▶ _EXTRACTED ENTRIES_
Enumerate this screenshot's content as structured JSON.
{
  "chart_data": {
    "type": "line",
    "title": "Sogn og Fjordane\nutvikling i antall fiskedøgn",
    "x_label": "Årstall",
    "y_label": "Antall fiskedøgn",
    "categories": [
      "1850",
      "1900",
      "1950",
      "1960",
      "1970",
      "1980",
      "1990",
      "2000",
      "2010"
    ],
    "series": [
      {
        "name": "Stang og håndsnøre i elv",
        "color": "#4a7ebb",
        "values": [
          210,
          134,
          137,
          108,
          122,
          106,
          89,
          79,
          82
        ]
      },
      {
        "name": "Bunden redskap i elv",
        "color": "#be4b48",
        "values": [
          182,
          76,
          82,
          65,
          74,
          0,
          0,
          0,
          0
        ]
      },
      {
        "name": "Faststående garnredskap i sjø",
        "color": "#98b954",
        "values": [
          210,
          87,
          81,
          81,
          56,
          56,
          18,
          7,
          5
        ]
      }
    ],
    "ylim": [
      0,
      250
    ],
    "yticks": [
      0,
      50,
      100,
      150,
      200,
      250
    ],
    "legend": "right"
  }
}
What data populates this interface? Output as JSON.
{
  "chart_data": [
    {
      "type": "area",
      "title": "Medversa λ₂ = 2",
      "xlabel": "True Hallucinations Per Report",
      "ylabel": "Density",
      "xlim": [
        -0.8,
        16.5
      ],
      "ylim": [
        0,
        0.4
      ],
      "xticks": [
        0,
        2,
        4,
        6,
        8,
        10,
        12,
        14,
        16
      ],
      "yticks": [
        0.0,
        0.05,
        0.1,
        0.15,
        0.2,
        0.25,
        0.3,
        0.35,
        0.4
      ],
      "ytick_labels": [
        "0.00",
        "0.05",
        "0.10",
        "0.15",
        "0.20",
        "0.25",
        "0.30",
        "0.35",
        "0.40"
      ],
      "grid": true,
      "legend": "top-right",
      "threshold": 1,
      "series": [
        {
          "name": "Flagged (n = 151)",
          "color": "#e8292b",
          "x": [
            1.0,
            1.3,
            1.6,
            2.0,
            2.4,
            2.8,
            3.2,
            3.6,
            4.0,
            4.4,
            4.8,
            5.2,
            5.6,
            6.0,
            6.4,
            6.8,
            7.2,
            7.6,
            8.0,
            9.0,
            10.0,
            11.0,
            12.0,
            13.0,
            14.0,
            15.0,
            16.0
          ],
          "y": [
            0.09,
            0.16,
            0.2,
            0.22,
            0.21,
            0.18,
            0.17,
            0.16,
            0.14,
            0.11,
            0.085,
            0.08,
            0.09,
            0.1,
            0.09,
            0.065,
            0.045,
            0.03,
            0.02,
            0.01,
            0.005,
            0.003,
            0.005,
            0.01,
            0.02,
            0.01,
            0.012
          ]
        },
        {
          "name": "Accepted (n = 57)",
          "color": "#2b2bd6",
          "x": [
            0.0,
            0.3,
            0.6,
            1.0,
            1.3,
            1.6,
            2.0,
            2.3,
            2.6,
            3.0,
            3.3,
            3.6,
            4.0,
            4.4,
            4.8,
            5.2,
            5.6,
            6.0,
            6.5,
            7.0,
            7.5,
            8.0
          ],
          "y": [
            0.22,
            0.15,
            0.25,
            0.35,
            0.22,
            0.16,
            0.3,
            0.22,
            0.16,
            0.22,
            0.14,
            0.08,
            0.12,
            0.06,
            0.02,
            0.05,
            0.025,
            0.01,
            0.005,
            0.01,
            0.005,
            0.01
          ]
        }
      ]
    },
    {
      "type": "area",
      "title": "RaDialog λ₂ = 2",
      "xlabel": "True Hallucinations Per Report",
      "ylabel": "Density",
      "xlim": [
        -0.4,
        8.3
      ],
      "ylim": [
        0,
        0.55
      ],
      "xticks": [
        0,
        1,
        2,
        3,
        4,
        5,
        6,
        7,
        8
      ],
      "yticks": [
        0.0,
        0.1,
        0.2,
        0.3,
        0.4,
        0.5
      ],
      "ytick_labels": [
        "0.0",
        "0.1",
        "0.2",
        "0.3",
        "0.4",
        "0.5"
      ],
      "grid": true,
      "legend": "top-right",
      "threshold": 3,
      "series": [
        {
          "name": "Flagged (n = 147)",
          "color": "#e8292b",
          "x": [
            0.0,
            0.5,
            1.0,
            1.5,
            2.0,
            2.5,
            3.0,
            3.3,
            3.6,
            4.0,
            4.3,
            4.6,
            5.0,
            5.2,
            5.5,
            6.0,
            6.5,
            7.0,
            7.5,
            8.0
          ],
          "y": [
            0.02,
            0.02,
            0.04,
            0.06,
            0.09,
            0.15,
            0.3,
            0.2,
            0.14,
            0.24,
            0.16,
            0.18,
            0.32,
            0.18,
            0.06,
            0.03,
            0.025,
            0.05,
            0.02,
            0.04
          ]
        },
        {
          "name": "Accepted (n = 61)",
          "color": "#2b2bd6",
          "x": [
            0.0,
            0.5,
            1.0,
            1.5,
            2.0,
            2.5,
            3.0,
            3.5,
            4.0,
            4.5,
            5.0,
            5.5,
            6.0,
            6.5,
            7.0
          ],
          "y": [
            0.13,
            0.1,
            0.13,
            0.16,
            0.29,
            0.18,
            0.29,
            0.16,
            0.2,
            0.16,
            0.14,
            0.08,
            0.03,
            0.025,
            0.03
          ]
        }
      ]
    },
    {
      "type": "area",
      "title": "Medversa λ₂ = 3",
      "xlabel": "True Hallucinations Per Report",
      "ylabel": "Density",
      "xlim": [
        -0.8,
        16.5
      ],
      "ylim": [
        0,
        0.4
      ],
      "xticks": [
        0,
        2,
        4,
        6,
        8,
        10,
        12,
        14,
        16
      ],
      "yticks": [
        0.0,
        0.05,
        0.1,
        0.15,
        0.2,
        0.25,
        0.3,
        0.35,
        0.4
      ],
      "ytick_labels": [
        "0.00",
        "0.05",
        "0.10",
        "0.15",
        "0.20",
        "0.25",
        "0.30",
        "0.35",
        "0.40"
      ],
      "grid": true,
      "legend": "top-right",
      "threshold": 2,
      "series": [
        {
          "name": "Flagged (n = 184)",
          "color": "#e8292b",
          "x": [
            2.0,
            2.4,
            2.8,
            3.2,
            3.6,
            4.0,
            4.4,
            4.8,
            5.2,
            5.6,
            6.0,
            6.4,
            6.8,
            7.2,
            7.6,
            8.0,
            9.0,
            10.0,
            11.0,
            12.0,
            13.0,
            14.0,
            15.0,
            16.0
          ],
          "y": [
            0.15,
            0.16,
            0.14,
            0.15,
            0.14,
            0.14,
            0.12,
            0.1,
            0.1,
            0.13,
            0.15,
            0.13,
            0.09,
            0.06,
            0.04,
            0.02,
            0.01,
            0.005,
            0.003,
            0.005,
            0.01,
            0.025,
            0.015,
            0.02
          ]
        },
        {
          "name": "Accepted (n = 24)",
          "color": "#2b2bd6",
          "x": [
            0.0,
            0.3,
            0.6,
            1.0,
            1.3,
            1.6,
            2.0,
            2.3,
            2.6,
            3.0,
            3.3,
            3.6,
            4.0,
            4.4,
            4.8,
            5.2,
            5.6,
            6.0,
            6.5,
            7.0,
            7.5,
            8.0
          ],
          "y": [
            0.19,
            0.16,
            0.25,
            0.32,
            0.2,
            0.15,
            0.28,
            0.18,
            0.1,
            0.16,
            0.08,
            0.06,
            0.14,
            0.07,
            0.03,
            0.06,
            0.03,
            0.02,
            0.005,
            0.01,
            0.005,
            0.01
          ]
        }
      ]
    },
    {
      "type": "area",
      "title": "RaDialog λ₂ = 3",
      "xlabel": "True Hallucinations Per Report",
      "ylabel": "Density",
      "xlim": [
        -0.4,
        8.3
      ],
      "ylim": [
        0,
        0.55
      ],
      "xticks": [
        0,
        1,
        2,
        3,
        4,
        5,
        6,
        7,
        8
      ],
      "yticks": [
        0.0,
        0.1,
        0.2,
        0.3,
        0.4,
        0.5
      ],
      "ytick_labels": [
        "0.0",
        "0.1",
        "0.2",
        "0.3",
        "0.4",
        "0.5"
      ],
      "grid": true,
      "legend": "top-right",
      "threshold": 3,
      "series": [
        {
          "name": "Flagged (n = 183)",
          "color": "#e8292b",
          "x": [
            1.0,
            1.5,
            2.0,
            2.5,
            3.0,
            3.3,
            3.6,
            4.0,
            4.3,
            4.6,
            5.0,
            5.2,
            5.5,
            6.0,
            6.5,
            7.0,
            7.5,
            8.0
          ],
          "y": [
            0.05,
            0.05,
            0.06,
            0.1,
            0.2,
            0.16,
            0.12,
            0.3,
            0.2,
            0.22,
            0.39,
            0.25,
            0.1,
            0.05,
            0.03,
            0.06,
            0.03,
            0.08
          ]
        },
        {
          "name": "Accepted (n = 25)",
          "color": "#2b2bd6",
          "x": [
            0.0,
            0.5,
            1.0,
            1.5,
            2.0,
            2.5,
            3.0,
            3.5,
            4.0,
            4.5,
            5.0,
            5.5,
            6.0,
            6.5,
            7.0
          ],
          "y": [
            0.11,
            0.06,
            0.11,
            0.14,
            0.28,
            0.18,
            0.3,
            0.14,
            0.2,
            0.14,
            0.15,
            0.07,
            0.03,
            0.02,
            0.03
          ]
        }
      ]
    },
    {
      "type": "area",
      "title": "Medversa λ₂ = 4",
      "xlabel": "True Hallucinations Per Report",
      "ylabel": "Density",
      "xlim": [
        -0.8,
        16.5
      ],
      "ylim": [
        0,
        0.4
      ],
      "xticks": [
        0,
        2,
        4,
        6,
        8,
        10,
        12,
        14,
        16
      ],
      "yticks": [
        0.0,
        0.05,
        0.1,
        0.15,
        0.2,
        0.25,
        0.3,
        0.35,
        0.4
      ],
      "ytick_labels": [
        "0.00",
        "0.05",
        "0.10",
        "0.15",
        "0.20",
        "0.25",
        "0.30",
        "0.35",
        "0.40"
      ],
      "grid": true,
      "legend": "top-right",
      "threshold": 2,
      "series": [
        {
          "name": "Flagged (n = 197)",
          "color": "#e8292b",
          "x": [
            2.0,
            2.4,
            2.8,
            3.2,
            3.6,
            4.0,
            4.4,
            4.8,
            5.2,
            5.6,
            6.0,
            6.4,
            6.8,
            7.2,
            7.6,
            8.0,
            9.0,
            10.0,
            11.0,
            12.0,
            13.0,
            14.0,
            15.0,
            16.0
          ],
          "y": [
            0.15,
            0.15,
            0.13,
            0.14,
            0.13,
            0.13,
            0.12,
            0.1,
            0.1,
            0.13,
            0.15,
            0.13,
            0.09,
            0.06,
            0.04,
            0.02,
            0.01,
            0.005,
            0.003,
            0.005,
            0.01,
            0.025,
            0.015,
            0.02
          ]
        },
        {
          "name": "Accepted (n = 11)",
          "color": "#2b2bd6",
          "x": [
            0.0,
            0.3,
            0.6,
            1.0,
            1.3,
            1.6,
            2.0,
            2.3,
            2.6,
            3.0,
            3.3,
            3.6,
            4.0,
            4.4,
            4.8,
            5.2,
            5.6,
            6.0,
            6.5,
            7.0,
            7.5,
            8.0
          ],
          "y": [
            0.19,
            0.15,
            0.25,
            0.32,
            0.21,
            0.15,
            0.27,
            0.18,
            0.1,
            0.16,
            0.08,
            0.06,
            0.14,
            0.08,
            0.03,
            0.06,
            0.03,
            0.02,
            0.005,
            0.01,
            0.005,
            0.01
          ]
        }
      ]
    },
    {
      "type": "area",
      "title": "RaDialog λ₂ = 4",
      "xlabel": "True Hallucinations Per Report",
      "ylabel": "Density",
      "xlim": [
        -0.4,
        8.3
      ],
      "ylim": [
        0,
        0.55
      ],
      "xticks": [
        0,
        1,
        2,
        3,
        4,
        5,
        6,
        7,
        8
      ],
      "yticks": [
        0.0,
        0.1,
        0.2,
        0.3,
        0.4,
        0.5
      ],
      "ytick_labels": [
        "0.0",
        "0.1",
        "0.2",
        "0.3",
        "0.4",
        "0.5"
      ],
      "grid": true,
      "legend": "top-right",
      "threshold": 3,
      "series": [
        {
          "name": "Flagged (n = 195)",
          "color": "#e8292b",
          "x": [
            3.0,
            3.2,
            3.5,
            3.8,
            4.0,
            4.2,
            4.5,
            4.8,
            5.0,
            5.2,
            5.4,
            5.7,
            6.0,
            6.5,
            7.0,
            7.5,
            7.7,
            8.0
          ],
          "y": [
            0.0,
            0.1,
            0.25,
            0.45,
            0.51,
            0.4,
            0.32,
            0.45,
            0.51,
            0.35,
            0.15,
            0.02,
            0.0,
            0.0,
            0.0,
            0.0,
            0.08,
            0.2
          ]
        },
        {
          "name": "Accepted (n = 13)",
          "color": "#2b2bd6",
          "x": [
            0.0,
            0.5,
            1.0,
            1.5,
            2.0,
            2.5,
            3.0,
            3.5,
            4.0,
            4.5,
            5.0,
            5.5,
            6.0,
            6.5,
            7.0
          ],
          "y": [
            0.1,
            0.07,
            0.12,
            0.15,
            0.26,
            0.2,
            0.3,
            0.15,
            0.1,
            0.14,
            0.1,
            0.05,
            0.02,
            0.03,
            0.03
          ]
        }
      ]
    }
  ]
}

▶ _SHORT PROBLEM_
How many of these lines contain "RaDialog"? Write only the number.

▶ _THE RESPONSE_
3